# Start of Extracted records
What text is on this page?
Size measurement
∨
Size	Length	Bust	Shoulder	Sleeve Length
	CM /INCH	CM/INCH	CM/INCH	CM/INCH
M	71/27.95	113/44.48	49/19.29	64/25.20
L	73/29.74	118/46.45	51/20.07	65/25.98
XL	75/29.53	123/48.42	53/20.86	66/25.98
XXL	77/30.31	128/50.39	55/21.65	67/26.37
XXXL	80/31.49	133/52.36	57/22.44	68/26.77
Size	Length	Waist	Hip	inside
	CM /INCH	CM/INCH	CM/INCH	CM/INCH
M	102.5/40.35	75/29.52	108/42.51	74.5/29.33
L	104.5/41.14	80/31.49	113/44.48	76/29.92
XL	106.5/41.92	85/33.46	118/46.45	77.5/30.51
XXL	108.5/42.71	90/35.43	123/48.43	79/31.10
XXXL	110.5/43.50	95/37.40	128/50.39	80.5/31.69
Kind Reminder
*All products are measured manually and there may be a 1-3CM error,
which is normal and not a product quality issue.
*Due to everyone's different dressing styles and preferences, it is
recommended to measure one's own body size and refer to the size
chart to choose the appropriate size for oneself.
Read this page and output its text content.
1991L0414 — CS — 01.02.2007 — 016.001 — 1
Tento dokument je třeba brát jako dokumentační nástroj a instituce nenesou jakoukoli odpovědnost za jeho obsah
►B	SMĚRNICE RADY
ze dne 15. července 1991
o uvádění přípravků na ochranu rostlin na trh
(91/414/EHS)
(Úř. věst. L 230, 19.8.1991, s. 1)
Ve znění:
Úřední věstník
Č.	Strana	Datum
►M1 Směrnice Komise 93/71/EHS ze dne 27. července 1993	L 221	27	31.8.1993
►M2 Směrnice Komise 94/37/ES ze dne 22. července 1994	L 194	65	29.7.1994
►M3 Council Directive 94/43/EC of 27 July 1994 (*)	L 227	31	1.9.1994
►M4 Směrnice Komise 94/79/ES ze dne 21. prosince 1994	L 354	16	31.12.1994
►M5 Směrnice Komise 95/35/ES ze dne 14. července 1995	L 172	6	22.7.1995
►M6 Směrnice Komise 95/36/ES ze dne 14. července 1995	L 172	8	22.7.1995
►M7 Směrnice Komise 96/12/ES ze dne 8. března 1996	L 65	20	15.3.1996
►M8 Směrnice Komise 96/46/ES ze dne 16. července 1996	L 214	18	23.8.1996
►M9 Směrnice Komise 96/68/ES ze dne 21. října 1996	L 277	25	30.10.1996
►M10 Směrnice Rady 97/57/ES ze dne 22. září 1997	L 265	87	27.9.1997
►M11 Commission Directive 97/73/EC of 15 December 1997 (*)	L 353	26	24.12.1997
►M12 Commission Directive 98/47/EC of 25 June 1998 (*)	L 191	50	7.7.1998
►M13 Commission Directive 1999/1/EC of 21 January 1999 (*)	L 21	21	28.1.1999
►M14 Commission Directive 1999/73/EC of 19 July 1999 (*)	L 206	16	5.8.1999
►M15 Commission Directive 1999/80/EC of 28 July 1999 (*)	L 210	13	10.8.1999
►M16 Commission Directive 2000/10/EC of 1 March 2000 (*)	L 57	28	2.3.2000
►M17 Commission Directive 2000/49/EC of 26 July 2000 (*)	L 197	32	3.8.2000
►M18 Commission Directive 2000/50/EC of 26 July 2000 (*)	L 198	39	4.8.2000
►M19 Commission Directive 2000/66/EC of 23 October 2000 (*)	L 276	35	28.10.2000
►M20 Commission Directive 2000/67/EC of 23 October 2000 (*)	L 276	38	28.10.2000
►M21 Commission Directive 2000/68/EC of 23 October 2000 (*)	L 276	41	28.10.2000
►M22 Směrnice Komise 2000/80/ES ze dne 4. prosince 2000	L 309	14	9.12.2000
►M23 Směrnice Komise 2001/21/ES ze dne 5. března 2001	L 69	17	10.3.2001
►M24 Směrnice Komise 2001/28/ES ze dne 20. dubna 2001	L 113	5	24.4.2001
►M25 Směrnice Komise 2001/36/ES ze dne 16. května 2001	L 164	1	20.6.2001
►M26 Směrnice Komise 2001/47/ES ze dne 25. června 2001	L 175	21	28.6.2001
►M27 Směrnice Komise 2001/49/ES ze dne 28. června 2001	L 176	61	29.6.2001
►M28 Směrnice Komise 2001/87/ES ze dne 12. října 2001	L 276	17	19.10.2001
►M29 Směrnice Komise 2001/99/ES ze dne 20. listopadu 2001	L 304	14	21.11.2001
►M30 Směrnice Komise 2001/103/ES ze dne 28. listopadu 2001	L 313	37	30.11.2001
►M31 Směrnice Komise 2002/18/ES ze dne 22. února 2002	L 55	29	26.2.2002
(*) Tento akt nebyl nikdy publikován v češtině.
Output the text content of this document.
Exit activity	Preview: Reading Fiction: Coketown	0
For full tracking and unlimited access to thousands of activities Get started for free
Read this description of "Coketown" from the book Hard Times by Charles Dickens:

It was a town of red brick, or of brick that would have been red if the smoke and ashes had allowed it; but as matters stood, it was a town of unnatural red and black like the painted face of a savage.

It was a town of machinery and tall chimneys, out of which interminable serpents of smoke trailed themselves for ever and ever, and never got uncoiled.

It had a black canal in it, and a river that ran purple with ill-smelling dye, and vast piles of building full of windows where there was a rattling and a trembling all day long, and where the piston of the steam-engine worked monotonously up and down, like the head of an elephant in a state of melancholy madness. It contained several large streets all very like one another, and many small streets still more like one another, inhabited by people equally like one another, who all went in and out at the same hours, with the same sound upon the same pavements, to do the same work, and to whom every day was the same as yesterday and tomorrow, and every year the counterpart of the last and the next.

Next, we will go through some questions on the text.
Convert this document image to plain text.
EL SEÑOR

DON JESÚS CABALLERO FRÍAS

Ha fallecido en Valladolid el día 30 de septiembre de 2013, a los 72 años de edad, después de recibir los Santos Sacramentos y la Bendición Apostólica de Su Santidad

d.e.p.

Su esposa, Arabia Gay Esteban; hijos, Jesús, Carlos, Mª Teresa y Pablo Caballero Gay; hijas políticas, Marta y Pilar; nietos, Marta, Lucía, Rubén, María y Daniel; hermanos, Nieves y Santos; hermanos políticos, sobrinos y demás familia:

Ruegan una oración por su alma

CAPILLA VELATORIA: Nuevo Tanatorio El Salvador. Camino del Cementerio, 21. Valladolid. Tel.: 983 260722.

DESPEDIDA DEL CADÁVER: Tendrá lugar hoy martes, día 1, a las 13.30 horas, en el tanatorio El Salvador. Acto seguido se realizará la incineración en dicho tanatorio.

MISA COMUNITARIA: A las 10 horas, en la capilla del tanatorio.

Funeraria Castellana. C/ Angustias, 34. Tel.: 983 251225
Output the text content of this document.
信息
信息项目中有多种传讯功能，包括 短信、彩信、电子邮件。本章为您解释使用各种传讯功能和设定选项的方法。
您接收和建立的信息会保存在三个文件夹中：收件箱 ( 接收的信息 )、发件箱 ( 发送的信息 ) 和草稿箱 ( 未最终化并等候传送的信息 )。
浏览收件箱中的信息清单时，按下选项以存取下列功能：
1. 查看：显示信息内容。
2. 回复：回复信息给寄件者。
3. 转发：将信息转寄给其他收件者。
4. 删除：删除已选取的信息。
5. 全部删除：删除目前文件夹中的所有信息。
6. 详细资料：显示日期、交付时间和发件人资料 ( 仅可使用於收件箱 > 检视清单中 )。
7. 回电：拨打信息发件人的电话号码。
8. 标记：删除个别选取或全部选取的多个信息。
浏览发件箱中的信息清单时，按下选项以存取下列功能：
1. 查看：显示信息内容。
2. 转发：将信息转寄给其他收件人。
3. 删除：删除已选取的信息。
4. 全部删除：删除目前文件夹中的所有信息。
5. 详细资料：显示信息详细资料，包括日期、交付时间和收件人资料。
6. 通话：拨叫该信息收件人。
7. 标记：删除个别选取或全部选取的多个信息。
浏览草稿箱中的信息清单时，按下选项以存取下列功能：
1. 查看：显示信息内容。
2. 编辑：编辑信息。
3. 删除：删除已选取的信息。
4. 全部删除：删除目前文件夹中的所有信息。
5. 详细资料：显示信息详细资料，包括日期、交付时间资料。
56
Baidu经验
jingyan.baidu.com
# End of Extracted records
▶ What the task requires
Determine how many lines of the listing above include the word "Commission", and report that number only.

▶ Exercise response
11